● SET TASK: Copy every line of the data in which the word "chart" occurs.

* BEGIN INPUT MATERIAL *

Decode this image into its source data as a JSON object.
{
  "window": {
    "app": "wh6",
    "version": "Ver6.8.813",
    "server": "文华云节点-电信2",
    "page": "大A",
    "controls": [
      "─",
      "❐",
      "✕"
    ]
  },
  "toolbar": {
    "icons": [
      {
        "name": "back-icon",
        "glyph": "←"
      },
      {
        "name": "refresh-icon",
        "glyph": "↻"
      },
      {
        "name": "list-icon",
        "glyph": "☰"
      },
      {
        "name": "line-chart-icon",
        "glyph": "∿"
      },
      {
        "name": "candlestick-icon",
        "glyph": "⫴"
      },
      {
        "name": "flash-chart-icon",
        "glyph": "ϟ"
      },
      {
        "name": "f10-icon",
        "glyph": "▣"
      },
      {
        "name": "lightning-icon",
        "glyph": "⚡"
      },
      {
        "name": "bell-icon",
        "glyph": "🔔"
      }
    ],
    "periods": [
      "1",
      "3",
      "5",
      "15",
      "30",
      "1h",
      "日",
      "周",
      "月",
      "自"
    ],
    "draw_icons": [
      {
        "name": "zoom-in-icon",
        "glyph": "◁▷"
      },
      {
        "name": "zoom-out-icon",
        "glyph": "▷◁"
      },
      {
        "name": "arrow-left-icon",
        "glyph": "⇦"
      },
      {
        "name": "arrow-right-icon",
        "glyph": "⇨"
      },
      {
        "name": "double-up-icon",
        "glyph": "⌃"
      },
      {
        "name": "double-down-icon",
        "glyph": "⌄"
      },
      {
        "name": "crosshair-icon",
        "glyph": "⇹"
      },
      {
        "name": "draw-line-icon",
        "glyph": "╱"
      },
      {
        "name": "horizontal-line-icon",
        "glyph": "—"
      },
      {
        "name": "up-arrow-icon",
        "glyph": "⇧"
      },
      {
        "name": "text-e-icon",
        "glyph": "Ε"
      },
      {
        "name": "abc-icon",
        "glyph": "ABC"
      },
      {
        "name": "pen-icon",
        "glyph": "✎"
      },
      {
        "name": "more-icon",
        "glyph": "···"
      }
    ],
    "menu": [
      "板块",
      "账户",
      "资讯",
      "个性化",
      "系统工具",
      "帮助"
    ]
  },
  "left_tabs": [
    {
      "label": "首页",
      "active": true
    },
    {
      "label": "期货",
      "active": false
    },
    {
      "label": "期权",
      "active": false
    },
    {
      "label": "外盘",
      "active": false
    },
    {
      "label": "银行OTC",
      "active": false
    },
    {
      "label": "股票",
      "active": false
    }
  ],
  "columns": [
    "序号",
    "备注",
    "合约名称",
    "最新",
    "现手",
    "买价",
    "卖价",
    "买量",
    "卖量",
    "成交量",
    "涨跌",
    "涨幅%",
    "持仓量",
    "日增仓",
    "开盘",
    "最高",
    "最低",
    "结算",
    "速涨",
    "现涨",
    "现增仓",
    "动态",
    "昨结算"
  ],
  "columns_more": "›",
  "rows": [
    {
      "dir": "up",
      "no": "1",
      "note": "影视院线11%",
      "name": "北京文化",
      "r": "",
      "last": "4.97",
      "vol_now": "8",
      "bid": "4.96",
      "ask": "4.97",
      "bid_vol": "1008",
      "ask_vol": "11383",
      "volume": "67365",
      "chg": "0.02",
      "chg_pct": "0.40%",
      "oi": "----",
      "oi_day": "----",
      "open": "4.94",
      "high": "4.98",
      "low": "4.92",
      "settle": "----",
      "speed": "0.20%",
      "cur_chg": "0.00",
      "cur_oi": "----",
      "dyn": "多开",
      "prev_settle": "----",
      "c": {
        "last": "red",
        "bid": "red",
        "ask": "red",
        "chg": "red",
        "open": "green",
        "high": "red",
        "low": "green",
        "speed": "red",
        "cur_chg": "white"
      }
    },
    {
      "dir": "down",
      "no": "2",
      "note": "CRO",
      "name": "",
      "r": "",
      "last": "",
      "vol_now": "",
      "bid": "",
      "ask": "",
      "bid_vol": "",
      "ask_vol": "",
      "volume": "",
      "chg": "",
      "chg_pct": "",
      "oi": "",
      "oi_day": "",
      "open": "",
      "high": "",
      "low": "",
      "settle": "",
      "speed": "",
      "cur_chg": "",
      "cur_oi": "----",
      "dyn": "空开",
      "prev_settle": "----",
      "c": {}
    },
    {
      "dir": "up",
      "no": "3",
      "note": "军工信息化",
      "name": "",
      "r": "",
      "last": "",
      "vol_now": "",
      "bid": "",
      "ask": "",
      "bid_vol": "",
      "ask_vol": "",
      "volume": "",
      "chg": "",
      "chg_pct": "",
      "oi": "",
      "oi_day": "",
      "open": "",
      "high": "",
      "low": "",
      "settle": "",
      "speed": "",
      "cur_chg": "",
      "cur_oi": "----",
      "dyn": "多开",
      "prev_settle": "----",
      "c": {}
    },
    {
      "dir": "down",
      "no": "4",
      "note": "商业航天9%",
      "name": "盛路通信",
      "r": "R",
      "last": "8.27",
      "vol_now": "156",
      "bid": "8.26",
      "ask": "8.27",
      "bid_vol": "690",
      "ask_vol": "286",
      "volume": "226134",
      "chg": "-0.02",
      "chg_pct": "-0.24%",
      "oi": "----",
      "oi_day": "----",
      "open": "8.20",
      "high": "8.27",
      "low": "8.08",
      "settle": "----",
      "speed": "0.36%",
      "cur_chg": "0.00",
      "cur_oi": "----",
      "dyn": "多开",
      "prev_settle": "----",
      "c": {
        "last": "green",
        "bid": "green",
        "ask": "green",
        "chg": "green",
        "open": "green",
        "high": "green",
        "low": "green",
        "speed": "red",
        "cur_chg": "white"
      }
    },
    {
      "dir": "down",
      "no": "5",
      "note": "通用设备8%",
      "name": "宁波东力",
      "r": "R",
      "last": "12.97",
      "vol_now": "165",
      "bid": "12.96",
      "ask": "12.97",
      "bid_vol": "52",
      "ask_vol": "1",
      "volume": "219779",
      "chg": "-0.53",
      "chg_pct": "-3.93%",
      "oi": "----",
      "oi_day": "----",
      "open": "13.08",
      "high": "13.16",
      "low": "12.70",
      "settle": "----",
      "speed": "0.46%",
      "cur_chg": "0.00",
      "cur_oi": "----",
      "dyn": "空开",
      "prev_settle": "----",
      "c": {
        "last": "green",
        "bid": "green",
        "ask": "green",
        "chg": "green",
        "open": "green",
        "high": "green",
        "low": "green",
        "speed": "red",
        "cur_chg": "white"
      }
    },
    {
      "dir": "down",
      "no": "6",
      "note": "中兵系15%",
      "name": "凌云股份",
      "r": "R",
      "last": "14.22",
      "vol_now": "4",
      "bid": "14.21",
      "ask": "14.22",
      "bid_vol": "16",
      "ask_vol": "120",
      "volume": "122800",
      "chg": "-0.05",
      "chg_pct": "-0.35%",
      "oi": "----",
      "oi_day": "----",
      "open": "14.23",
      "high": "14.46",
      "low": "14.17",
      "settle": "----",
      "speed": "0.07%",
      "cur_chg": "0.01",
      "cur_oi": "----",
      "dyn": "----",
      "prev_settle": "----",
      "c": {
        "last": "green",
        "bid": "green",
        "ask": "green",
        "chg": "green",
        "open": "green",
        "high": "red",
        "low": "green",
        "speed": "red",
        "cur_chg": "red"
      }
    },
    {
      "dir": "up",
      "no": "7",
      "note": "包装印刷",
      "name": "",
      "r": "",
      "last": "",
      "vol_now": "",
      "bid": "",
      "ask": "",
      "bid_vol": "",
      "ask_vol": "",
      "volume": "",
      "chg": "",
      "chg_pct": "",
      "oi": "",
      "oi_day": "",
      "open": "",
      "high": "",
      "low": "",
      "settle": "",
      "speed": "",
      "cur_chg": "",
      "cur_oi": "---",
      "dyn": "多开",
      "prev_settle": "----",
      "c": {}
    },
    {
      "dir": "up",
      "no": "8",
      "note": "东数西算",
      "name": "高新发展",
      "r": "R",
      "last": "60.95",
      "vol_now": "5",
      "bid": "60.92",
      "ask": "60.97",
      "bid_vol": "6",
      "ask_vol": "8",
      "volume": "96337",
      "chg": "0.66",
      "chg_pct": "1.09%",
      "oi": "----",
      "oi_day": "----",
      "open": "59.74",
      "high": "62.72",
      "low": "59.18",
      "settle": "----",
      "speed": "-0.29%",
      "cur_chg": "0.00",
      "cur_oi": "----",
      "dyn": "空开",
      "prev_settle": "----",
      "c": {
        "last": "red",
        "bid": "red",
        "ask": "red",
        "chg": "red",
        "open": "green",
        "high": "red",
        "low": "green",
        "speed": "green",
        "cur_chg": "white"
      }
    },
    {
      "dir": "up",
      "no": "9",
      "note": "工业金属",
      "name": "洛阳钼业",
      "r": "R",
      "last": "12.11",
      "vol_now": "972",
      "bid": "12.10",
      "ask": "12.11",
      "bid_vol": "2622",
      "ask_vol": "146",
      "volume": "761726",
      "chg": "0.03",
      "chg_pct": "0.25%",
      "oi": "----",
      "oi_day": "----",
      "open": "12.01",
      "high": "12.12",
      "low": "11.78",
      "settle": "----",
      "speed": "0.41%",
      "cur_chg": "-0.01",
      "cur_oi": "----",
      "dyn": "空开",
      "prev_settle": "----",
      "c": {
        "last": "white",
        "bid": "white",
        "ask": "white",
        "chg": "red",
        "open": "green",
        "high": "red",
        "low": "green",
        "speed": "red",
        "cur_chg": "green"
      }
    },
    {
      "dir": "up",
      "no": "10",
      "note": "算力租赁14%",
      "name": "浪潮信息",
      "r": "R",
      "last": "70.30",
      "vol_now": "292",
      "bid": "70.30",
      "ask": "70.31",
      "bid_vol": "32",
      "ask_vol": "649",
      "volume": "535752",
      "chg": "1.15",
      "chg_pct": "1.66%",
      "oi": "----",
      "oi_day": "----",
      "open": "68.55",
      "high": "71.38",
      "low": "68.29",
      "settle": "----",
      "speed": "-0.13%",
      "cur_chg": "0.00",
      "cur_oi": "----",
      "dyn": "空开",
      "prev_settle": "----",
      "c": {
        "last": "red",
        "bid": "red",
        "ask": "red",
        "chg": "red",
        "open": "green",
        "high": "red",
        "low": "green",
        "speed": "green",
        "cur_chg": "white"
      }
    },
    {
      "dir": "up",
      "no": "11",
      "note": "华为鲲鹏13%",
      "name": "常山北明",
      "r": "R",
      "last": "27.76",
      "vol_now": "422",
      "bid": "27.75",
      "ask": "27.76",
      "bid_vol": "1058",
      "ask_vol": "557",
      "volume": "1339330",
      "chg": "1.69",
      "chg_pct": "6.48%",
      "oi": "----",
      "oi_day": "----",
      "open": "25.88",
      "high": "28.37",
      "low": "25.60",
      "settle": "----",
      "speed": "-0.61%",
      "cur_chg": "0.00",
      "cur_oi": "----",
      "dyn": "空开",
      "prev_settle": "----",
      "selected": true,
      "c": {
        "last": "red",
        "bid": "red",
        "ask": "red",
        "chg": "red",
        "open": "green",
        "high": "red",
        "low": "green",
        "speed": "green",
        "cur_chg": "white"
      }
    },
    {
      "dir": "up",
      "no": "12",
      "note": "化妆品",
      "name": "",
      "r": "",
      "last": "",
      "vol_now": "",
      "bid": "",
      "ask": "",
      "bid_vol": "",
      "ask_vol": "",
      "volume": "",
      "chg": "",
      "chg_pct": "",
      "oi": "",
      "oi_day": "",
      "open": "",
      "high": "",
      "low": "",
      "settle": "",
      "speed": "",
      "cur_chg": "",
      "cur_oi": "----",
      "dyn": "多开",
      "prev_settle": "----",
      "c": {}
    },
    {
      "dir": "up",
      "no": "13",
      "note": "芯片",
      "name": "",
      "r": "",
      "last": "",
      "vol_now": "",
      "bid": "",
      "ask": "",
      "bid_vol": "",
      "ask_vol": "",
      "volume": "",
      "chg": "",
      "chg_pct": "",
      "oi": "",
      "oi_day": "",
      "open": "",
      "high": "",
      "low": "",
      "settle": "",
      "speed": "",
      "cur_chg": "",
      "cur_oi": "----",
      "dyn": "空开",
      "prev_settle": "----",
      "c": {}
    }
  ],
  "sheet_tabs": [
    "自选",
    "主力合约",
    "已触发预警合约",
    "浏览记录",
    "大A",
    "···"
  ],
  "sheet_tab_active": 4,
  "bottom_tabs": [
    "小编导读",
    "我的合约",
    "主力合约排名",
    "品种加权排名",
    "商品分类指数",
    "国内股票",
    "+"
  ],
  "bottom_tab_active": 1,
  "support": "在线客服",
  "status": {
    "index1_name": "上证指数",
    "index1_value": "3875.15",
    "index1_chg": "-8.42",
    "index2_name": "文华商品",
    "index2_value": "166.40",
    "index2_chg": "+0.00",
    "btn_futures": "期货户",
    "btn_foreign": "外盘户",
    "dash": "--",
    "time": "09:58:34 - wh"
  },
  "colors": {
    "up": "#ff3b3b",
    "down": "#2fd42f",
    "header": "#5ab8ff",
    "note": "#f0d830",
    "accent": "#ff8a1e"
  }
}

* END INPUT MATERIAL *

● SOLUTION TO THE PROBLEM:
        "name": "line-chart-icon",
        "name": "flash-chart-icon",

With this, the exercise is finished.